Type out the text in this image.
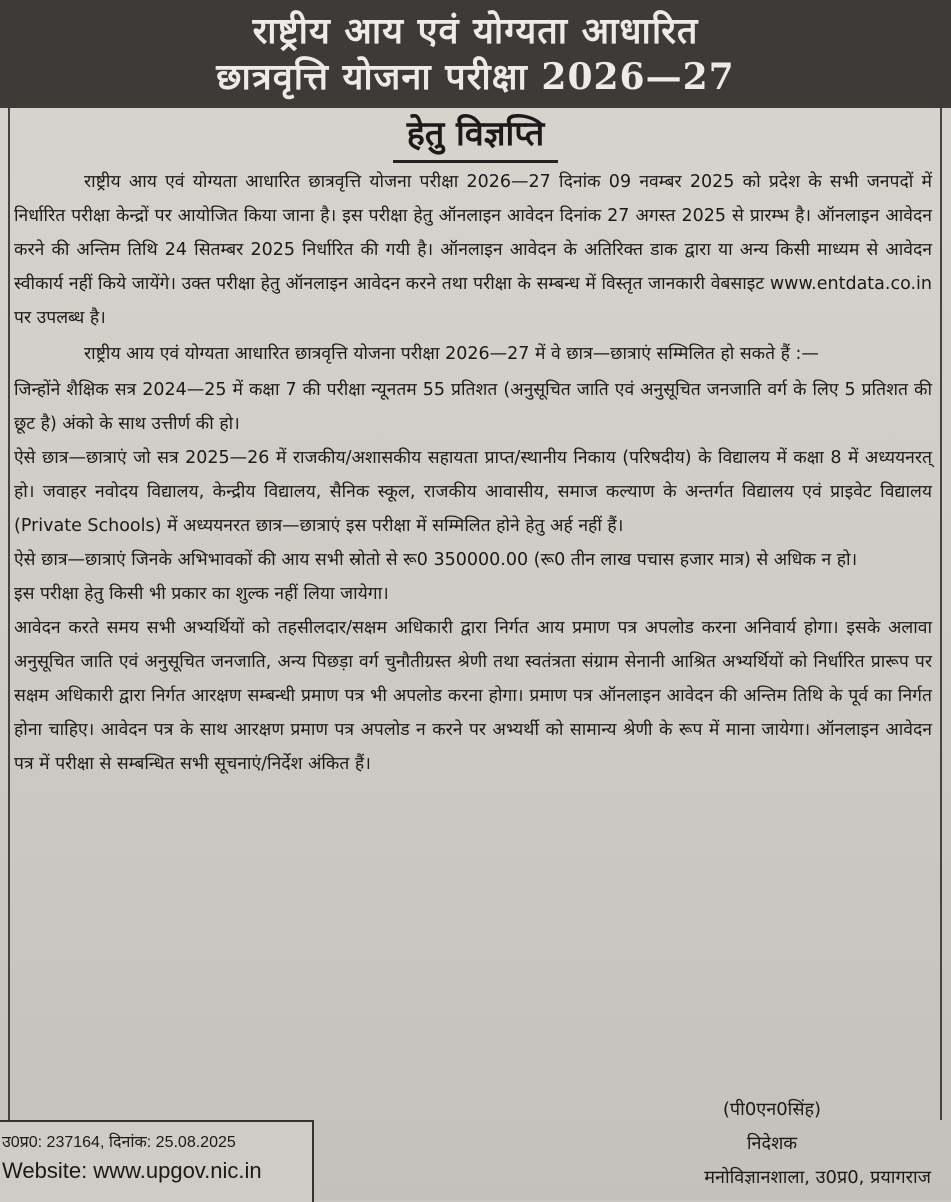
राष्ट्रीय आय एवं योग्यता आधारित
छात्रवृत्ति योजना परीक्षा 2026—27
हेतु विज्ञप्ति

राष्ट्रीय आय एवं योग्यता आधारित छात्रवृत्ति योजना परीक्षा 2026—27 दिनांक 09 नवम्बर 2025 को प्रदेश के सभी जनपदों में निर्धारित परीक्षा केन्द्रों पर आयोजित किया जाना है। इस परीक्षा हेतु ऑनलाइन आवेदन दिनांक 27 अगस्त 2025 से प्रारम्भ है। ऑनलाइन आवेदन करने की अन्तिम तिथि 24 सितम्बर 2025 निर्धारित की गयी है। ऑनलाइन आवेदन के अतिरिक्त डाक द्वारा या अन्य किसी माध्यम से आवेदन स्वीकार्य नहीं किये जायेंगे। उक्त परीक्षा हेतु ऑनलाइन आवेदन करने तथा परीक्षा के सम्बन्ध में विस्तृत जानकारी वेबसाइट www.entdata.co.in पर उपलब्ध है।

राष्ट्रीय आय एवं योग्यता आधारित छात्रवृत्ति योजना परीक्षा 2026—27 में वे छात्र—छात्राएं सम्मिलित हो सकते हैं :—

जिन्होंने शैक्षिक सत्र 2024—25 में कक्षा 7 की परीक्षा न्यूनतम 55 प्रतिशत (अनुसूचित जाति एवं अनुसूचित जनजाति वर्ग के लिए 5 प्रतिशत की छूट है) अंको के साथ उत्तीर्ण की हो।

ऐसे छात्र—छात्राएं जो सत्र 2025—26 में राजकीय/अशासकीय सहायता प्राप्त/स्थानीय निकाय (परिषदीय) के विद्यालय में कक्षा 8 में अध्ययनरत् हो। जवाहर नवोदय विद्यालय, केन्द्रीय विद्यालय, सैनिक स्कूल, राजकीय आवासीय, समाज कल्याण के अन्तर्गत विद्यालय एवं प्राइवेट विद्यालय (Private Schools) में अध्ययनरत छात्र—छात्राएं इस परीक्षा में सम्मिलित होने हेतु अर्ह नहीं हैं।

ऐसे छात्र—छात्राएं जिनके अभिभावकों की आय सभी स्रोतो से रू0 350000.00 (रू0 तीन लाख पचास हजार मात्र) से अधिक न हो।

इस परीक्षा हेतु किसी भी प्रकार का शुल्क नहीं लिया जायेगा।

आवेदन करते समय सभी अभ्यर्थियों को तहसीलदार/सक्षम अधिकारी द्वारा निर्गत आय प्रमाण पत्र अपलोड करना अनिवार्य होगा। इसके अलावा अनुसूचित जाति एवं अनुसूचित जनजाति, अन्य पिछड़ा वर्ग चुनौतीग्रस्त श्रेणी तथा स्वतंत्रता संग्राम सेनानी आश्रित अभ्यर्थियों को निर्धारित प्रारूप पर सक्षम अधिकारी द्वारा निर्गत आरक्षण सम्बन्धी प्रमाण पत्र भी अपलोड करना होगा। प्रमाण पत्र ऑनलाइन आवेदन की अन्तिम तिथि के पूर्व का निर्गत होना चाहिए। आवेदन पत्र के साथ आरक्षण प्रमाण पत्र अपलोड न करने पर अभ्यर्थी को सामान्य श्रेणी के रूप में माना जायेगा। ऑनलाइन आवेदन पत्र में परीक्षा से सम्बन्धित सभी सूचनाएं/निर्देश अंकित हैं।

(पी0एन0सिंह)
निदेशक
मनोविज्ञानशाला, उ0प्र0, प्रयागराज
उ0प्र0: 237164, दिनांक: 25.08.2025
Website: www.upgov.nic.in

* **Do this**:
With the pictures omitted, reproduce the records in full and exactly.

* **Solution to the exercise**:
Type out the text in this image.
राष्ट्रीय आय एवं योग्यता आधारित
छात्रवृत्ति योजना परीक्षा 2026—27
हेतु विज्ञप्ति

राष्ट्रीय आय एवं योग्यता आधारित छात्रवृत्ति योजना परीक्षा 2026—27 दिनांक 09 नवम्बर 2025 को प्रदेश के सभी जनपदों में निर्धारित परीक्षा केन्द्रों पर आयोजित किया जाना है। इस परीक्षा हेतु ऑनलाइन आवेदन दिनांक 27 अगस्त 2025 से प्रारम्भ है। ऑनलाइन आवेदन करने की अन्तिम तिथि 24 सितम्बर 2025 निर्धारित की गयी है। ऑनलाइन आवेदन के अतिरिक्त डाक द्वारा या अन्य किसी माध्यम से आवेदन स्वीकार्य नहीं किये जायेंगे। उक्त परीक्षा हेतु ऑनलाइन आवेदन करने तथा परीक्षा के सम्बन्ध में विस्तृत जानकारी वेबसाइट www.entdata.co.in पर उपलब्ध है।

राष्ट्रीय आय एवं योग्यता आधारित छात्रवृत्ति योजना परीक्षा 2026—27 में वे छात्र—छात्राएं सम्मिलित हो सकते हैं :—

जिन्होंने शैक्षिक सत्र 2024—25 में कक्षा 7 की परीक्षा न्यूनतम 55 प्रतिशत (अनुसूचित जाति एवं अनुसूचित जनजाति वर्ग के लिए 5 प्रतिशत की छूट है) अंको के साथ उत्तीर्ण की हो।

ऐसे छात्र—छात्राएं जो सत्र 2025—26 में राजकीय/अशासकीय सहायता प्राप्त/स्थानीय निकाय (परिषदीय) के विद्यालय में कक्षा 8 में अध्ययनरत् हो। जवाहर नवोदय विद्यालय, केन्द्रीय विद्यालय, सैनिक स्कूल, राजकीय आवासीय, समाज कल्याण के अन्तर्गत विद्यालय एवं प्राइवेट विद्यालय (Private Schools) में अध्ययनरत छात्र—छात्राएं इस परीक्षा में सम्मिलित होने हेतु अर्ह नहीं हैं।

ऐसे छात्र—छात्राएं जिनके अभिभावकों की आय सभी स्रोतो से रू0 350000.00 (रू0 तीन लाख पचास हजार मात्र) से अधिक न हो।

इस परीक्षा हेतु किसी भी प्रकार का शुल्क नहीं लिया जायेगा।

आवेदन करते समय सभी अभ्यर्थियों को तहसीलदार/सक्षम अधिकारी द्वारा निर्गत आय प्रमाण पत्र अपलोड करना अनिवार्य होगा। इसके अलावा अनुसूचित जाति एवं अनुसूचित जनजाति, अन्य पिछड़ा वर्ग चुनौतीग्रस्त श्रेणी तथा स्वतंत्रता संग्राम सेनानी आश्रित अभ्यर्थियों को निर्धारित प्रारूप पर सक्षम अधिकारी द्वारा निर्गत आरक्षण सम्बन्धी प्रमाण पत्र भी अपलोड करना होगा। प्रमाण पत्र ऑनलाइन आवेदन की अन्तिम तिथि के पूर्व का निर्गत होना चाहिए। आवेदन पत्र के साथ आरक्षण प्रमाण पत्र अपलोड न करने पर अभ्यर्थी को सामान्य श्रेणी के रूप में माना जायेगा। ऑनलाइन आवेदन पत्र में परीक्षा से सम्बन्धित सभी सूचनाएं/निर्देश अंकित हैं।

(पी0एन0सिंह)
निदेशक
मनोविज्ञानशाला, उ0प्र0, प्रयागराज
उ0प्र0: 237164, दिनांक: 25.08.2025
Website: www.upgov.nic.in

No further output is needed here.